▶ [WRITTEN INSTRUCTION 1] According to the biography, why were the Club Internacional de Mujeres and the Ateneo Mexicano de Mujeres organized? Answer in one to three sentences.

▶ [PASSAGE]

Amalia González Caballero de Castillo Ledón (1898 - 1986) was a Mexican diplomat, cabinet minister, minister plenipotentiary, writer, and the first female member of a presidential cabinet. She distinguished herself for fighting for women rights including her efforts to secure women's voting rights in 1952.

Castillo Ledon studied at the National Autonomous University of Mexico. She was founder and chair of Club Internacional de Mujeres (1932) and the Ateneo Mexicano de Mujeres (1937). She also founded the Teatro de Masas. She was associated with the journal Hogar and was a columnist for Excelsior.  Since 2012, her remains rest in the Rotonda de las Personas Ilustres.

Biography
Amalia González Caballero was born on 18 August 1898 in the San Jerónimo neighborhood of Santander Jiménez, located in the Jiménez Municipality of the state of Tamaulipas, Mexico to Vicente González Garcilazo and Doña María
Caballero Garza. She completed primary school in Padilla and then moved to Ciudad Victoria where she attended the Teacher's Normal School and graduated with teaching credentials. Her family moved to Mexico City and González continued her education at the School of Higher Studies and the National Conservatory of Music. She earned a Bachelor of Arts degree, later enrolled in the Escuela Superior to study English, and married the historian . She founded the Teatro de Masas and began publishing her writings with the release of Cuando las hojas caen in 1929.

She was founder and chair of Club Internacional de Mujeres (1932) and the Ateneo Mexicano de Mujeres (1937) both of which were organized to help secure suffrage for Mexican women. In 1939, she was named as the representative for Mexico to the Inter-American Commission of Women (CIM). In the early 1940s, she was associated with the journal Hogar and in 1946–52, González was a columnist for Excelsior. She sponsored the creation of comedy theaters and acted in the first season. She also organized the company to present recreaciones populares (popular recreations), giving short theatrical performances in gardens, employment facilities, penal establishments and schools. They also gave such performances in tents in some of the populous slum areas.

▶ [ENTRIES PROVIDED]
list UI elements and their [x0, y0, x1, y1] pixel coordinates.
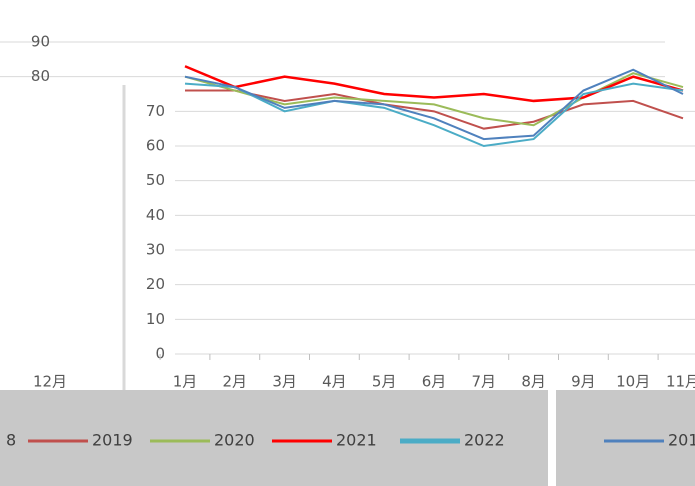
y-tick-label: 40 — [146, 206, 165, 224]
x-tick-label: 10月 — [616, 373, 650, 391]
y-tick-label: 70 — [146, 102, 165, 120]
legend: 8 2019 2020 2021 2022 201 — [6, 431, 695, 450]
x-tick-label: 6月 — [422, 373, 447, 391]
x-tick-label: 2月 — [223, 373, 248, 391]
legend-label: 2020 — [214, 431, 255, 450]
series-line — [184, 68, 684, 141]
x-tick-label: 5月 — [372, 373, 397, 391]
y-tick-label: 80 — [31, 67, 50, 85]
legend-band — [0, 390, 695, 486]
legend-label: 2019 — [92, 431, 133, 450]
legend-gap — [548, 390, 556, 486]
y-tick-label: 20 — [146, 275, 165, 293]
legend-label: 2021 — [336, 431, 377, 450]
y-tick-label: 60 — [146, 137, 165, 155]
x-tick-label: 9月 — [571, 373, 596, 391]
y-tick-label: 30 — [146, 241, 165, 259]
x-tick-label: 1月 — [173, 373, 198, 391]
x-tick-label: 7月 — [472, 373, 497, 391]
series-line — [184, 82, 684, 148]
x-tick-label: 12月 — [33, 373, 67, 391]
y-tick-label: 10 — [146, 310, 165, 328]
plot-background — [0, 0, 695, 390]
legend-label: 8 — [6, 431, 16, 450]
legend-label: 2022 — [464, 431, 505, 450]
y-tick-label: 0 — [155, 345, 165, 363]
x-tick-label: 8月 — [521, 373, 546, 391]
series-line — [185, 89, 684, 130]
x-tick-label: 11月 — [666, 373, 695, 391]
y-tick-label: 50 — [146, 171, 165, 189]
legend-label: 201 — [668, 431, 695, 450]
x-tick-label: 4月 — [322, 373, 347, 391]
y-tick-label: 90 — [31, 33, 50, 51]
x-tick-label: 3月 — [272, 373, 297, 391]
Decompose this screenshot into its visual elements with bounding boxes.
---
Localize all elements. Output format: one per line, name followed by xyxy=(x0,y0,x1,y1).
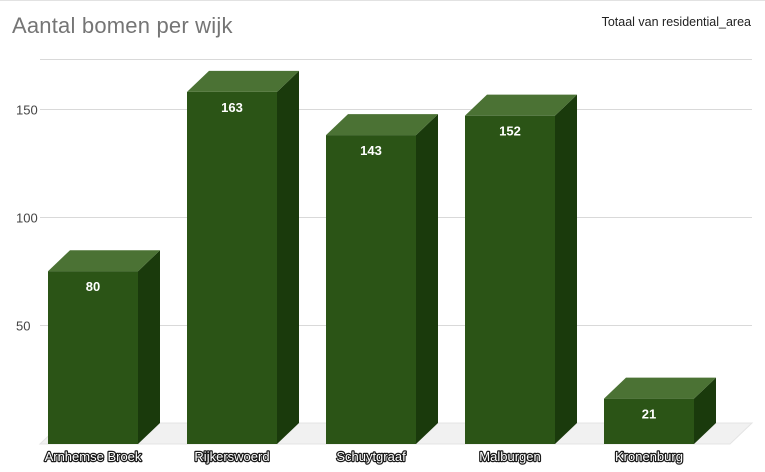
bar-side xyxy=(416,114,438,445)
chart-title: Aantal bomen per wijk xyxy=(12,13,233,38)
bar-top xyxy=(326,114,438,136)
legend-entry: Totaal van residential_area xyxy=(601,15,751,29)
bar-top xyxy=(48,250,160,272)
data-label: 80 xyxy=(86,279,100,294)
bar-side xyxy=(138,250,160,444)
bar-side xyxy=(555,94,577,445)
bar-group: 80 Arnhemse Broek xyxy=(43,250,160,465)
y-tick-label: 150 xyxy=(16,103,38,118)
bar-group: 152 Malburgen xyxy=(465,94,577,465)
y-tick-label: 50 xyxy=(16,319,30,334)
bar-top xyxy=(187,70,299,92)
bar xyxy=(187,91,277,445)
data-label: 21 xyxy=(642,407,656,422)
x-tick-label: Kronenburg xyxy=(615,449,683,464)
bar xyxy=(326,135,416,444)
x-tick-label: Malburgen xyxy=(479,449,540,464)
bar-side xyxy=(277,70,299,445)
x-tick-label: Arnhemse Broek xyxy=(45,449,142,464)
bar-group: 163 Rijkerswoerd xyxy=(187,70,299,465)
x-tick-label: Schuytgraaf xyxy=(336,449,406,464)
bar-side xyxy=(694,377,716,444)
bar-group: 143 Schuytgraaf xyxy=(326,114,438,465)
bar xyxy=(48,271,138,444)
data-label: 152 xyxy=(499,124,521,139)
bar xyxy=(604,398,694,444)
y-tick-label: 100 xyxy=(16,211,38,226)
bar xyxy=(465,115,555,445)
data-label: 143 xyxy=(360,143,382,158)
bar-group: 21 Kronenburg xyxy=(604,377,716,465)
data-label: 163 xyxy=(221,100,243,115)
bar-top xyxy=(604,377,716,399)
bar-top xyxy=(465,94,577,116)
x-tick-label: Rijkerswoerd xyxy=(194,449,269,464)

▶ [WRITTEN INSTRUCTION 2] In the entries, take the part that opens with the line containing "list UI elements" and closes with the line containing "Decompose this screenshot". Rewrite it with "legend-label" replaced by "legend-item", leave everything else unchanged, and omit the pictures.

▶ [FULL ANSWER 1] Both organizations were organized to help secure suffrage for Mexican women.

▶ [FULL ANSWER 2]
list UI elements and their [x0, y0, x1, y1] pixel coordinates.
y-tick-label: 40 — [146, 206, 165, 224]
x-tick-label: 10月 — [616, 373, 650, 391]
y-tick-label: 70 — [146, 102, 165, 120]
legend: 8 2019 2020 2021 2022 201 — [6, 431, 695, 450]
x-tick-label: 6月 — [422, 373, 447, 391]
x-tick-label: 2月 — [223, 373, 248, 391]
legend-item: 2020 — [214, 431, 255, 450]
series-line — [184, 68, 684, 141]
x-tick-label: 5月 — [372, 373, 397, 391]
y-tick-label: 80 — [31, 67, 50, 85]
legend-band — [0, 390, 695, 486]
legend-item: 2019 — [92, 431, 133, 450]
legend-gap — [548, 390, 556, 486]
y-tick-label: 20 — [146, 275, 165, 293]
legend-item: 2021 — [336, 431, 377, 450]
y-tick-label: 60 — [146, 137, 165, 155]
x-tick-label: 9月 — [571, 373, 596, 391]
y-tick-label: 30 — [146, 241, 165, 259]
x-tick-label: 1月 — [173, 373, 198, 391]
x-tick-label: 7月 — [472, 373, 497, 391]
series-line — [184, 82, 684, 148]
x-tick-label: 12月 — [33, 373, 67, 391]
y-tick-label: 10 — [146, 310, 165, 328]
plot-background — [0, 0, 695, 390]
legend-item: 8 — [6, 431, 16, 450]
legend-item: 2022 — [464, 431, 505, 450]
y-tick-label: 0 — [155, 345, 165, 363]
x-tick-label: 8月 — [521, 373, 546, 391]
series-line — [185, 89, 684, 130]
x-tick-label: 11月 — [666, 373, 695, 391]
y-tick-label: 50 — [146, 171, 165, 189]
legend-item: 201 — [668, 431, 695, 450]
x-tick-label: 4月 — [322, 373, 347, 391]
y-tick-label: 90 — [31, 33, 50, 51]
x-tick-label: 3月 — [272, 373, 297, 391]
Decompose this screenshot into its visual elements with bounding boxes.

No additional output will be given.